WHAT IS NEEDED:
Pull every line containing "color" out of the material below.

[Figure content listings]
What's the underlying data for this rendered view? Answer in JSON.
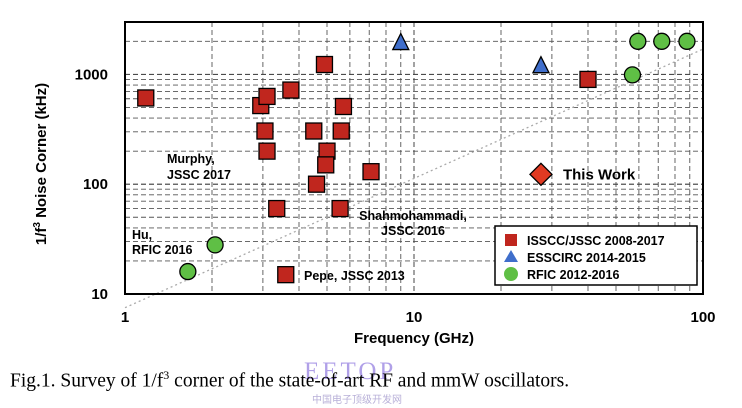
{
  "chart_data": {
    "type": "scatter",
    "title": "",
    "xlabel": "Frequency (GHz)",
    "ylabel": "1/f³ Noise Corner (kHz)",
    "xscale": "log",
    "yscale": "log",
    "xlim": [
      1,
      100
    ],
    "ylim": [
      10,
      3000
    ],
    "grid": true,
    "x_ticks": [
      {
        "value": 1,
        "label": "1"
      },
      {
        "value": 10,
        "label": "10"
      },
      {
        "value": 100,
        "label": "100"
      }
    ],
    "y_ticks": [
      {
        "value": 10,
        "label": "10"
      },
      {
        "value": 100,
        "label": "100"
      },
      {
        "value": 1000,
        "label": "1000"
      }
    ],
    "legend_position": "bottom-right",
    "series": [
      {
        "name": "ISSCC/JSSC 2008-2017",
        "marker": "square",
        "color": "#c0261e",
        "points": [
          {
            "x": 1.18,
            "y": 610
          },
          {
            "x": 2.95,
            "y": 520
          },
          {
            "x": 3.1,
            "y": 630
          },
          {
            "x": 3.05,
            "y": 305
          },
          {
            "x": 3.1,
            "y": 200
          },
          {
            "x": 3.75,
            "y": 720
          },
          {
            "x": 4.9,
            "y": 1230
          },
          {
            "x": 4.5,
            "y": 305
          },
          {
            "x": 5.7,
            "y": 510
          },
          {
            "x": 5.6,
            "y": 305
          },
          {
            "x": 5.0,
            "y": 200
          },
          {
            "x": 4.95,
            "y": 150
          },
          {
            "x": 4.6,
            "y": 100
          },
          {
            "x": 7.1,
            "y": 130
          },
          {
            "x": 3.35,
            "y": 60
          },
          {
            "x": 5.55,
            "y": 60
          },
          {
            "x": 3.6,
            "y": 15
          },
          {
            "x": 40.0,
            "y": 900
          }
        ]
      },
      {
        "name": "ESSCIRC 2014-2015",
        "marker": "triangle",
        "color": "#3f6ecb",
        "points": [
          {
            "x": 9.0,
            "y": 1950
          },
          {
            "x": 27.5,
            "y": 1200
          }
        ]
      },
      {
        "name": "RFIC 2012-2016",
        "marker": "circle",
        "color": "#5fbf45",
        "points": [
          {
            "x": 1.65,
            "y": 16
          },
          {
            "x": 2.05,
            "y": 28
          },
          {
            "x": 57.0,
            "y": 990
          },
          {
            "x": 59.5,
            "y": 2000
          },
          {
            "x": 72.0,
            "y": 2000
          },
          {
            "x": 88.0,
            "y": 2000
          }
        ]
      },
      {
        "name": "This Work",
        "marker": "diamond",
        "color": "#e03a22",
        "points": [
          {
            "x": 27.5,
            "y": 123
          }
        ]
      }
    ],
    "trend_line": {
      "from": [
        1,
        7.5
      ],
      "to": [
        100,
        1700
      ],
      "style": "dotted"
    },
    "annotations": [
      {
        "lines": [
          "Murphy,",
          "JSSC 2017"
        ],
        "anchor": "start"
      },
      {
        "lines": [
          "Hu,",
          "RFIC 2016"
        ],
        "anchor": "start"
      },
      {
        "lines": [
          "Shahmohammadi,",
          "JSSC 2016"
        ],
        "anchor": "middle"
      },
      {
        "lines": [
          "Pepe, JSSC 2013"
        ],
        "anchor": "start"
      }
    ],
    "this_work_label": "This Work"
  },
  "watermark": {
    "main": "EETOP",
    "sub": "中国电子顶级开发网"
  },
  "caption": {
    "prefix": "Fig.1. Survey of 1/f",
    "superscript": "3",
    "suffix": " corner of the state-of-art RF and mmW oscillators."
  }
}
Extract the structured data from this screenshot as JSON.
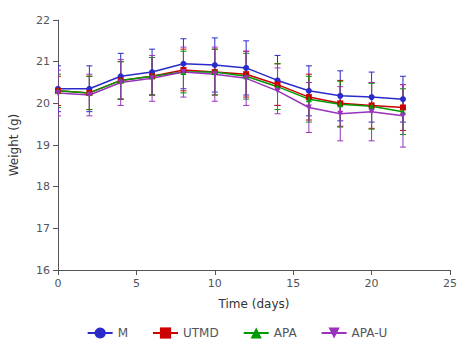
{
  "chart_data": {
    "type": "line",
    "xlabel": "Time (days)",
    "ylabel": "Weight (g)",
    "x": [
      0,
      2,
      4,
      6,
      8,
      10,
      12,
      14,
      16,
      18,
      20,
      22
    ],
    "xlim": [
      0,
      25
    ],
    "xticks": [
      0,
      5,
      10,
      15,
      20,
      25
    ],
    "ylim": [
      16,
      22
    ],
    "yticks": [
      16,
      17,
      18,
      19,
      20,
      21,
      22
    ],
    "grid": false,
    "legend": "bottom",
    "series": [
      {
        "name": "M",
        "color": "#2b2bcc",
        "marker": "circle",
        "values": [
          20.35,
          20.35,
          20.65,
          20.75,
          20.95,
          20.92,
          20.85,
          20.55,
          20.3,
          20.18,
          20.15,
          20.1
        ],
        "yerr": [
          0.55,
          0.55,
          0.55,
          0.55,
          0.6,
          0.65,
          0.65,
          0.6,
          0.6,
          0.6,
          0.6,
          0.55
        ]
      },
      {
        "name": "UTMD",
        "color": "#cc0000",
        "marker": "square",
        "values": [
          20.3,
          20.25,
          20.55,
          20.65,
          20.8,
          20.75,
          20.7,
          20.45,
          20.15,
          20.0,
          19.95,
          19.9
        ],
        "yerr": [
          0.35,
          0.4,
          0.45,
          0.45,
          0.5,
          0.55,
          0.55,
          0.5,
          0.55,
          0.55,
          0.55,
          0.55
        ]
      },
      {
        "name": "APA",
        "color": "#009900",
        "marker": "triangle-up",
        "values": [
          20.3,
          20.25,
          20.55,
          20.65,
          20.75,
          20.75,
          20.65,
          20.4,
          20.1,
          19.98,
          19.93,
          19.8
        ],
        "yerr": [
          0.4,
          0.4,
          0.45,
          0.45,
          0.5,
          0.55,
          0.55,
          0.55,
          0.55,
          0.55,
          0.55,
          0.55
        ]
      },
      {
        "name": "APA-U",
        "color": "#9933bb",
        "marker": "triangle-down",
        "values": [
          20.25,
          20.2,
          20.5,
          20.6,
          20.75,
          20.7,
          20.6,
          20.3,
          19.9,
          19.75,
          19.8,
          19.7
        ],
        "yerr": [
          0.55,
          0.5,
          0.55,
          0.55,
          0.6,
          0.65,
          0.65,
          0.55,
          0.6,
          0.65,
          0.7,
          0.75
        ]
      }
    ]
  }
}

WORKED SOLUTION:
        "color": "#c0261e",
        "color": "#3f6ecb",
        "color": "#5fbf45",
        "color": "#e03a22",
        "color": "#2b2bcc",
        "color": "#cc0000",
        "color": "#009900",
        "color": "#9933bb",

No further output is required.